■ **GIVEN REQUEST**
List all lines of the data containing the word "mean".

>>>>

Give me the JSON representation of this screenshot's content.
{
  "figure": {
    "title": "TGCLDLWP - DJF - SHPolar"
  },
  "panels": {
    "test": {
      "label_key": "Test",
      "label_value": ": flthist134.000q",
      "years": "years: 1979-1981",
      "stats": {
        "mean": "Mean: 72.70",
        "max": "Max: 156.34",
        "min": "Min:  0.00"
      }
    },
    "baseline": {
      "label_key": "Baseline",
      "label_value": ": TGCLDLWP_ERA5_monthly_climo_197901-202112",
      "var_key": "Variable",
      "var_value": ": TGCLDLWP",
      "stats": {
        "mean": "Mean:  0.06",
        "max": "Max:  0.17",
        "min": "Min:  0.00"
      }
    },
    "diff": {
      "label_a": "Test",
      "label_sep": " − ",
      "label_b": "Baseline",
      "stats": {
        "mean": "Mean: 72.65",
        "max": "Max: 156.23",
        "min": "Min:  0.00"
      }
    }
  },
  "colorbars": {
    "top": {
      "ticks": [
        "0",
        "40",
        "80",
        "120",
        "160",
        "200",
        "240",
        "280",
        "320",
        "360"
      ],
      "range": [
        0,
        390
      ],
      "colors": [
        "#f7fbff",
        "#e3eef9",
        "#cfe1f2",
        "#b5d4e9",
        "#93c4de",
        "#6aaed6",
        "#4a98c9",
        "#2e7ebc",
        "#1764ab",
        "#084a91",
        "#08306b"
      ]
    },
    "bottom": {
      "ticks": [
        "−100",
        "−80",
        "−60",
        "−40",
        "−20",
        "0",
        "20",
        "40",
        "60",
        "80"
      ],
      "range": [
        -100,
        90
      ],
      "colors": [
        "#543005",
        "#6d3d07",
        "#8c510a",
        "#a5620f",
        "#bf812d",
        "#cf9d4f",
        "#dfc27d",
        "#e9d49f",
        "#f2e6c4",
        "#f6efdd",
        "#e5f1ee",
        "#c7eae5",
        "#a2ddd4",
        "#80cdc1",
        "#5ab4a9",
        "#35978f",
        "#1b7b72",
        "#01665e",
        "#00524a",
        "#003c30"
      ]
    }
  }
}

<<<<

■ **FINISHED TASK**
        "mean": "Mean: 72.70",
        "mean": "Mean:  0.06",
        "mean": "Mean: 72.65",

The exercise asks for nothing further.